■ **Task to carry out**:
Of the lines in the listing, how many include the string "відмови"? Write the number and nothing else.

Data records:

## START

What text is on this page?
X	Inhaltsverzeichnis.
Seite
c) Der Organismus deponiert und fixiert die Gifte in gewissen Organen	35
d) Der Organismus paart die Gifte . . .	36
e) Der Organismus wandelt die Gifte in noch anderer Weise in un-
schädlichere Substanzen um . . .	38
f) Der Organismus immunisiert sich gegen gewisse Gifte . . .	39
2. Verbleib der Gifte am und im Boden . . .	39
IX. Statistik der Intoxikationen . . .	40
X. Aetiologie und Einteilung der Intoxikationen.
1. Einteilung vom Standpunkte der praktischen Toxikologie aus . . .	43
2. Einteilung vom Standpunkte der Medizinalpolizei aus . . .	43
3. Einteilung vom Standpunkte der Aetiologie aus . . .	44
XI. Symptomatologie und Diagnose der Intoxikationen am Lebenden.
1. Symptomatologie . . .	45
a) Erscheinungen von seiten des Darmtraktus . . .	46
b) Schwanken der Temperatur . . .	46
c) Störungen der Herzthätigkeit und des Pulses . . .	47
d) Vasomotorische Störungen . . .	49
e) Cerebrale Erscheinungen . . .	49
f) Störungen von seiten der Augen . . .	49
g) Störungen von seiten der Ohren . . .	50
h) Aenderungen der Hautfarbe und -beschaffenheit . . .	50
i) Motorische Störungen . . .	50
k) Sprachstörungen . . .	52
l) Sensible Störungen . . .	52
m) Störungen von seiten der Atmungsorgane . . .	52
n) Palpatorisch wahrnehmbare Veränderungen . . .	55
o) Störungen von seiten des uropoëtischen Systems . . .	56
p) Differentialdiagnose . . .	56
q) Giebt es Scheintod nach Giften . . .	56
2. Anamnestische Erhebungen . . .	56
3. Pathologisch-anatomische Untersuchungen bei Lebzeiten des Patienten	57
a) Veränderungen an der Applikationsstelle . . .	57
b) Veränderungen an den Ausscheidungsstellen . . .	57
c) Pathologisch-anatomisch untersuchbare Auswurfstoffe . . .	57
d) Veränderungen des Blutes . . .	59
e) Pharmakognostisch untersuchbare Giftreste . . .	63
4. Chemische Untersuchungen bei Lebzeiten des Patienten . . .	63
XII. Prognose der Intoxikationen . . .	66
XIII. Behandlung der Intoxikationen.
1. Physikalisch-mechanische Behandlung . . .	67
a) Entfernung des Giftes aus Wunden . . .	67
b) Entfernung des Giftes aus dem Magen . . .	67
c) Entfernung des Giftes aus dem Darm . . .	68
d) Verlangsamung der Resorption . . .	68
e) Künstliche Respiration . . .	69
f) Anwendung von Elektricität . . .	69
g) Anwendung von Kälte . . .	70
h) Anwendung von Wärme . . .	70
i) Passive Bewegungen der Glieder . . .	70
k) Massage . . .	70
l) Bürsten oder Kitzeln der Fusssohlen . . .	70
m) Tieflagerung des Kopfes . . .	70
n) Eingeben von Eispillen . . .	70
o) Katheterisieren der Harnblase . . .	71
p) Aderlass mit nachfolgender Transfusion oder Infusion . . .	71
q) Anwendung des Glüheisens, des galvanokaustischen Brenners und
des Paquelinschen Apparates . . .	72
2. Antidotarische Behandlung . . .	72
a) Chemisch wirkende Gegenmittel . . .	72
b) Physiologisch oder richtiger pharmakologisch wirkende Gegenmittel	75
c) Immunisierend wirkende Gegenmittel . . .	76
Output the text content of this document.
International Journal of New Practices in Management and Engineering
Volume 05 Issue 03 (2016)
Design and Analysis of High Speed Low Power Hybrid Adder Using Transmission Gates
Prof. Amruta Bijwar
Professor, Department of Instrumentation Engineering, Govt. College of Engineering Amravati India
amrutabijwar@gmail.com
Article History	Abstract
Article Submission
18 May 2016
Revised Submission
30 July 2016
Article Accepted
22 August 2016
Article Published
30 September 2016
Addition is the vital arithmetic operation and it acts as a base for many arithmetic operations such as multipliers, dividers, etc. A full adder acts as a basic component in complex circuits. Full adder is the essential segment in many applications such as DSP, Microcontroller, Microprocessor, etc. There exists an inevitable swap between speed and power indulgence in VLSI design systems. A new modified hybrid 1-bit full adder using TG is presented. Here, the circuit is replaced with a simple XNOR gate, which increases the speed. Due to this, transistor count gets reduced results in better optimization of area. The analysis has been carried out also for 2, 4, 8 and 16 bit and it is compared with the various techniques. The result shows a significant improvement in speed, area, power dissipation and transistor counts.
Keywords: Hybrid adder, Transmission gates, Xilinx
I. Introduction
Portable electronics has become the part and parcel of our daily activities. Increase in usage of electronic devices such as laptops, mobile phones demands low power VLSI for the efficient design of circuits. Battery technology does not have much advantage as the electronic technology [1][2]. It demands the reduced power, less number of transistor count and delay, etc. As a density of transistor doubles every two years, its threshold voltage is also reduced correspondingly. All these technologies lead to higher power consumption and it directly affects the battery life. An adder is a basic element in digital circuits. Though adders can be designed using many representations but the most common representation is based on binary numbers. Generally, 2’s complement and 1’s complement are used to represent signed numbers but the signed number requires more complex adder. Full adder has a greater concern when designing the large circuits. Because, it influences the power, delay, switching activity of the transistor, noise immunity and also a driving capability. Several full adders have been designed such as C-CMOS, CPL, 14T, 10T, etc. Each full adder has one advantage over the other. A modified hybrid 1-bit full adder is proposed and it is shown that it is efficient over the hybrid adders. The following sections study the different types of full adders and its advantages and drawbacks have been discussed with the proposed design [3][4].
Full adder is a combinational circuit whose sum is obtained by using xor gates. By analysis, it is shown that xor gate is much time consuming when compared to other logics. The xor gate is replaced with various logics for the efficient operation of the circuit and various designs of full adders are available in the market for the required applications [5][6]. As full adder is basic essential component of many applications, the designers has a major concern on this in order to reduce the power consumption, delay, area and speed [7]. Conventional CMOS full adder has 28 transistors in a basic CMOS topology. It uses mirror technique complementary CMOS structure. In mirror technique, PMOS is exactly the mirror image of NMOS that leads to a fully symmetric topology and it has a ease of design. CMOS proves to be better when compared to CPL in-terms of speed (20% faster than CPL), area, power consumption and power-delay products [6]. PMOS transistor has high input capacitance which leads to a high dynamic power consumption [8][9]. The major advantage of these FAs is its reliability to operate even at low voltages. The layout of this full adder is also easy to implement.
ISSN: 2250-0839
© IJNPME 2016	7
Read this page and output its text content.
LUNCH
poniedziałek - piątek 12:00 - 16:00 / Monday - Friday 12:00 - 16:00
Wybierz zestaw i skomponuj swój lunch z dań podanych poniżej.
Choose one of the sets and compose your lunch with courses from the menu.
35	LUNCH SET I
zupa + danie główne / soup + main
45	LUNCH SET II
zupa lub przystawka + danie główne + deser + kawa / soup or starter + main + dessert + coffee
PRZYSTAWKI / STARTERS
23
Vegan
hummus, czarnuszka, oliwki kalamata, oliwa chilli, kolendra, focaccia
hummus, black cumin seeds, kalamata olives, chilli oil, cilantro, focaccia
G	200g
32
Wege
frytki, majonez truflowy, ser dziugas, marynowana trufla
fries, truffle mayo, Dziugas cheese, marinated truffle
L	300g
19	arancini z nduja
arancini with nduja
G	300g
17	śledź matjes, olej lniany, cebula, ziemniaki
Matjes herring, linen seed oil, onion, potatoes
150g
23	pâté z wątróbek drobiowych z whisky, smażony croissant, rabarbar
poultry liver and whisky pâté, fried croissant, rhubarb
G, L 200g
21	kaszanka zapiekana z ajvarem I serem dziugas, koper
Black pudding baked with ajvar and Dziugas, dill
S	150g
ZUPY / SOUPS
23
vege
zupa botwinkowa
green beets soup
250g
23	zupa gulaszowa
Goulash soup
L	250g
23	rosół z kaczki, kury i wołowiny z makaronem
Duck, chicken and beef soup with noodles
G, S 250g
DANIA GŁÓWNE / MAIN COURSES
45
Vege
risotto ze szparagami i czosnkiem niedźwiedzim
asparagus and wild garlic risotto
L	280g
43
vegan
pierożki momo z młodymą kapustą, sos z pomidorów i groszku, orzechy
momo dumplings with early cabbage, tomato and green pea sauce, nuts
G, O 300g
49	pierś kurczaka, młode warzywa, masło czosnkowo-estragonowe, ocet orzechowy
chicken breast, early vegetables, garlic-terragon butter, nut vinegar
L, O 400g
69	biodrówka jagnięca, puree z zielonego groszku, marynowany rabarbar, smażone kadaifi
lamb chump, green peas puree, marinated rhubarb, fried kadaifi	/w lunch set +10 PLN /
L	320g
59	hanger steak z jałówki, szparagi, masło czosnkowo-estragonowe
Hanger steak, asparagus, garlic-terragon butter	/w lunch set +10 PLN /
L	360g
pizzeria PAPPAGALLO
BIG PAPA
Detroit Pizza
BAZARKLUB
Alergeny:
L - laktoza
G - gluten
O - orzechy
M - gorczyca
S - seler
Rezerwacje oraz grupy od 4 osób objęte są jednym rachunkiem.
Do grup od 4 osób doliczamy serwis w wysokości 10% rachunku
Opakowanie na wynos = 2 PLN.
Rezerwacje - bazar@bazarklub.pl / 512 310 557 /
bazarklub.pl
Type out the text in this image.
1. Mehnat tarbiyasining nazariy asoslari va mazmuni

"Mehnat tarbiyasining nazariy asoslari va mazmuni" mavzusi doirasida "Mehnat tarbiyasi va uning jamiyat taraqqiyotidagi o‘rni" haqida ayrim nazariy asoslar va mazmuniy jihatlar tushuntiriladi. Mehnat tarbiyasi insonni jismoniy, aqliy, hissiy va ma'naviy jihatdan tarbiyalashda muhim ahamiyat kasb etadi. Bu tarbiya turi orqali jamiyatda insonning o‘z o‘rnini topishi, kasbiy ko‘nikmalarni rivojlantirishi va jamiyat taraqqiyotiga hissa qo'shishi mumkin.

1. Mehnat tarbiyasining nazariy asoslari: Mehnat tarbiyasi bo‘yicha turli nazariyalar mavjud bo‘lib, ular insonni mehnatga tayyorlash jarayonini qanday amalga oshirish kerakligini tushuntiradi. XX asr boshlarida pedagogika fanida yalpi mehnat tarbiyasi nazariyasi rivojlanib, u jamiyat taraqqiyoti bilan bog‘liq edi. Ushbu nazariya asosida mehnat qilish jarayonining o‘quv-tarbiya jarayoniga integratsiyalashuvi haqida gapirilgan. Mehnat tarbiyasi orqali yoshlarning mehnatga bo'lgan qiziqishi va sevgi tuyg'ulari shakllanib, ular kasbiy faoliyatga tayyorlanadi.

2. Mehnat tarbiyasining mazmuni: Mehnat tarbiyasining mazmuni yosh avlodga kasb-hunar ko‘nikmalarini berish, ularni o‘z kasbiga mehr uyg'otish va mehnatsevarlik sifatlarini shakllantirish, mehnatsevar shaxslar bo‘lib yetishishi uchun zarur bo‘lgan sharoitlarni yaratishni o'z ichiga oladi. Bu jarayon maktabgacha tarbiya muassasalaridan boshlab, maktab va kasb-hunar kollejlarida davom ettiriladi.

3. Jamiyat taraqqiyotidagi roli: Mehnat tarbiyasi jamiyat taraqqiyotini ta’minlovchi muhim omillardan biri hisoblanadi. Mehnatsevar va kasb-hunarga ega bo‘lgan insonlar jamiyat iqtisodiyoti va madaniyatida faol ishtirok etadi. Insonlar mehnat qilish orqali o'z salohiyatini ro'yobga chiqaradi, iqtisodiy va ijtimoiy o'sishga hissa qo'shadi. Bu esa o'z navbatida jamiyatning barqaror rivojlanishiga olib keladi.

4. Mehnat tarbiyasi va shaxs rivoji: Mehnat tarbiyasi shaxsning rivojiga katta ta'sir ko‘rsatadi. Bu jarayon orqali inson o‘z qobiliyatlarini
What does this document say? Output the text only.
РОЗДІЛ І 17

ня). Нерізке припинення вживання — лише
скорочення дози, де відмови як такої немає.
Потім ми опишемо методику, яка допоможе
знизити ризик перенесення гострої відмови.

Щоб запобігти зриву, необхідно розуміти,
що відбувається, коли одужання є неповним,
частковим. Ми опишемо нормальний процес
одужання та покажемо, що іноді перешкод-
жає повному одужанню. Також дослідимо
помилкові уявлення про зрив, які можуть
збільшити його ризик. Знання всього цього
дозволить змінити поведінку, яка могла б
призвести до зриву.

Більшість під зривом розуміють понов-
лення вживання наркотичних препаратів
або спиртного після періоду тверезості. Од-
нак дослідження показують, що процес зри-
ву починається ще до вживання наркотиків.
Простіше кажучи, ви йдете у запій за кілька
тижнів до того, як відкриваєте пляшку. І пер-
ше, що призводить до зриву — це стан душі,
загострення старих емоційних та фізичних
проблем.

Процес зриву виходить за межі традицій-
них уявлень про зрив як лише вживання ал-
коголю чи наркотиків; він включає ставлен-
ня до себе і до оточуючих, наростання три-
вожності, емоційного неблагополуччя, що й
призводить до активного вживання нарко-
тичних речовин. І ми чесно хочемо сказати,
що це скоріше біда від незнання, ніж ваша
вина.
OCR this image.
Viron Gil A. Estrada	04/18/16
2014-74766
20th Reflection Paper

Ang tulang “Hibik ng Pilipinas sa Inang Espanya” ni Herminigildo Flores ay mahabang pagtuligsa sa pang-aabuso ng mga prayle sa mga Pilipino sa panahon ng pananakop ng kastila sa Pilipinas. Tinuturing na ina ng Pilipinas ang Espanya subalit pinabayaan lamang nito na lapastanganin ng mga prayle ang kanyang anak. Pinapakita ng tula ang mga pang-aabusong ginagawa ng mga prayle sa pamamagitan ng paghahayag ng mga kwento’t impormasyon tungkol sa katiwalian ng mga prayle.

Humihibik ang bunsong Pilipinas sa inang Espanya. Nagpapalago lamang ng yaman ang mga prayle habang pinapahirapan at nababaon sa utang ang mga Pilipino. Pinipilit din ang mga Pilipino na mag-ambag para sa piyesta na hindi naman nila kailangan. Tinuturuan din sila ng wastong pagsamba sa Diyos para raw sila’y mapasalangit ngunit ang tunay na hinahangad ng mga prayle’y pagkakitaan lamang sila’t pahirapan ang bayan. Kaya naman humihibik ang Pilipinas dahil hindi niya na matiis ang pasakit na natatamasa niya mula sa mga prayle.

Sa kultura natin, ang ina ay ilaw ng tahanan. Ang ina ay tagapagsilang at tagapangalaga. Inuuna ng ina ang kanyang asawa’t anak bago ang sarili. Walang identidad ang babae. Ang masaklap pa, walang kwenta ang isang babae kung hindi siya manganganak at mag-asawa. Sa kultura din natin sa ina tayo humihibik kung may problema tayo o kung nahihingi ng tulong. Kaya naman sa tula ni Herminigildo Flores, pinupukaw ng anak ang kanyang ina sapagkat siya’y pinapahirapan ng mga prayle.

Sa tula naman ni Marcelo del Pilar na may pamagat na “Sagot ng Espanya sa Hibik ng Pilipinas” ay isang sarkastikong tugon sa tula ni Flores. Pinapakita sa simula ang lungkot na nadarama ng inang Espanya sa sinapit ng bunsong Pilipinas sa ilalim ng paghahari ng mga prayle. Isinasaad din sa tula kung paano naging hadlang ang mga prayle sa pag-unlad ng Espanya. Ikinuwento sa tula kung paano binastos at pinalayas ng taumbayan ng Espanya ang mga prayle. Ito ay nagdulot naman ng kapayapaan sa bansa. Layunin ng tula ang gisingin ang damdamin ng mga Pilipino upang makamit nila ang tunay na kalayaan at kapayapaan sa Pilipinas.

## END

■ **Complete output**:
2